» **Written problem**
Repeat the material exactly, every line of it.

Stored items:

● ● ● ● ●

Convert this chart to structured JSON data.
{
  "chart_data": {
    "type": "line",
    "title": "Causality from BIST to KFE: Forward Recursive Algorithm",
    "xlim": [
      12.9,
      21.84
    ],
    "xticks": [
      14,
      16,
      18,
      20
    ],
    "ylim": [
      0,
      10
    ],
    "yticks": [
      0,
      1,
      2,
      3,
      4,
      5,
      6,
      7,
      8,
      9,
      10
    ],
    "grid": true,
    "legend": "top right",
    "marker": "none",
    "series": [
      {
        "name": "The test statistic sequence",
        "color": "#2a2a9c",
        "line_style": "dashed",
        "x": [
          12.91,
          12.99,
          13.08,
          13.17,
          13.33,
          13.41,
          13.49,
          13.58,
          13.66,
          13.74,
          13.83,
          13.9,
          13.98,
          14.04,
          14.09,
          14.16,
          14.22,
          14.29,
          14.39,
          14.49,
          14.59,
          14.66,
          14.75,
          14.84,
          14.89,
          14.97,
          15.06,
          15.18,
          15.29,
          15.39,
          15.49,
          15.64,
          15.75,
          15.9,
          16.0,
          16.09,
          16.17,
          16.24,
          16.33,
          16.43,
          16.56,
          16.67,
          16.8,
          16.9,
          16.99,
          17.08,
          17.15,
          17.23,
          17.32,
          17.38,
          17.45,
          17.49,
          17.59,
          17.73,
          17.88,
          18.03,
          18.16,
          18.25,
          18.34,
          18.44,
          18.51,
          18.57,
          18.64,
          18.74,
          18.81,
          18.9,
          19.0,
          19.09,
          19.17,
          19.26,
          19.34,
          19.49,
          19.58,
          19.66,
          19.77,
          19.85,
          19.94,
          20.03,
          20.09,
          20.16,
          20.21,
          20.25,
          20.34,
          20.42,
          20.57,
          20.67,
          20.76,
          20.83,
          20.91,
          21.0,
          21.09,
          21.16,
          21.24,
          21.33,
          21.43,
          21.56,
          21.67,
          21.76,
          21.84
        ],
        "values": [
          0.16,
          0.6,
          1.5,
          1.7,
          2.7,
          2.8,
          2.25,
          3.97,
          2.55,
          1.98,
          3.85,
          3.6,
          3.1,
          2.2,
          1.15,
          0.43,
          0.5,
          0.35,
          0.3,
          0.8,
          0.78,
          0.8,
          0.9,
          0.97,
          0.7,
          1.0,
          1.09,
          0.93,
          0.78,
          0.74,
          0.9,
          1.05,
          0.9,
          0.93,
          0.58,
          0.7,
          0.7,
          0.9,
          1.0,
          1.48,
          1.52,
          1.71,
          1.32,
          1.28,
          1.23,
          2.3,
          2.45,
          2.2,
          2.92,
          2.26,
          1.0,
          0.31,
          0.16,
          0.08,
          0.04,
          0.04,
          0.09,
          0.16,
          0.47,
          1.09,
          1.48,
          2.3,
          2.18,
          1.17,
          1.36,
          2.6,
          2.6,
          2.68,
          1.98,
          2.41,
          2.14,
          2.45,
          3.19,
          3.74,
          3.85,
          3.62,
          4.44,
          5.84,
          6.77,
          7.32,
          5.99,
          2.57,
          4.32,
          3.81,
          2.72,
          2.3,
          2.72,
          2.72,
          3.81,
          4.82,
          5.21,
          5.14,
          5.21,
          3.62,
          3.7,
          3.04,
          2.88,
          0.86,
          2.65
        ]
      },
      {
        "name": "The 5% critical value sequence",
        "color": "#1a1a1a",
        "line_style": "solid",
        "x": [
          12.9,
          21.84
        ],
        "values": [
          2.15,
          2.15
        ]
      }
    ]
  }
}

● ● ● ● ●

» **Output of the exercise**
Convert this chart to structured JSON data.
{
  "chart_data": {
    "type": "line",
    "title": "Causality from BIST to KFE: Forward Recursive Algorithm",
    "xlim": [
      12.9,
      21.84
    ],
    "xticks": [
      14,
      16,
      18,
      20
    ],
    "ylim": [
      0,
      10
    ],
    "yticks": [
      0,
      1,
      2,
      3,
      4,
      5,
      6,
      7,
      8,
      9,
      10
    ],
    "grid": true,
    "legend": "top right",
    "marker": "none",
    "series": [
      {
        "name": "The test statistic sequence",
        "color": "#2a2a9c",
        "line_style": "dashed",
        "x": [
          12.91,
          12.99,
          13.08,
          13.17,
          13.33,
          13.41,
          13.49,
          13.58,
          13.66,
          13.74,
          13.83,
          13.9,
          13.98,
          14.04,
          14.09,
          14.16,
          14.22,
          14.29,
          14.39,
          14.49,
          14.59,
          14.66,
          14.75,
          14.84,
          14.89,
          14.97,
          15.06,
          15.18,
          15.29,
          15.39,
          15.49,
          15.64,
          15.75,
          15.9,
          16.0,
          16.09,
          16.17,
          16.24,
          16.33,
          16.43,
          16.56,
          16.67,
          16.8,
          16.9,
          16.99,
          17.08,
          17.15,
          17.23,
          17.32,
          17.38,
          17.45,
          17.49,
          17.59,
          17.73,
          17.88,
          18.03,
          18.16,
          18.25,
          18.34,
          18.44,
          18.51,
          18.57,
          18.64,
          18.74,
          18.81,
          18.9,
          19.0,
          19.09,
          19.17,
          19.26,
          19.34,
          19.49,
          19.58,
          19.66,
          19.77,
          19.85,
          19.94,
          20.03,
          20.09,
          20.16,
          20.21,
          20.25,
          20.34,
          20.42,
          20.57,
          20.67,
          20.76,
          20.83,
          20.91,
          21.0,
          21.09,
          21.16,
          21.24,
          21.33,
          21.43,
          21.56,
          21.67,
          21.76,
          21.84
        ],
        "values": [
          0.16,
          0.6,
          1.5,
          1.7,
          2.7,
          2.8,
          2.25,
          3.97,
          2.55,
          1.98,
          3.85,
          3.6,
          3.1,
          2.2,
          1.15,
          0.43,
          0.5,
          0.35,
          0.3,
          0.8,
          0.78,
          0.8,
          0.9,
          0.97,
          0.7,
          1.0,
          1.09,
          0.93,
          0.78,
          0.74,
          0.9,
          1.05,
          0.9,
          0.93,
          0.58,
          0.7,
          0.7,
          0.9,
          1.0,
          1.48,
          1.52,
          1.71,
          1.32,
          1.28,
          1.23,
          2.3,
          2.45,
          2.2,
          2.92,
          2.26,
          1.0,
          0.31,
          0.16,
          0.08,
          0.04,
          0.04,
          0.09,
          0.16,
          0.47,
          1.09,
          1.48,
          2.3,
          2.18,
          1.17,
          1.36,
          2.6,
          2.6,
          2.68,
          1.98,
          2.41,
          2.14,
          2.45,
          3.19,
          3.74,
          3.85,
          3.62,
          4.44,
          5.84,
          6.77,
          7.32,
          5.99,
          2.57,
          4.32,
          3.81,
          2.72,
          2.3,
          2.72,
          2.72,
          3.81,
          4.82,
          5.21,
          5.14,
          5.21,
          3.62,
          3.7,
          3.04,
          2.88,
          0.86,
          2.65
        ]
      },
      {
        "name": "The 5% critical value sequence",
        "color": "#1a1a1a",
        "line_style": "solid",
        "x": [
          12.9,
          21.84
        ],
        "values": [
          2.15,
          2.15
        ]
      }
    ]
  }
}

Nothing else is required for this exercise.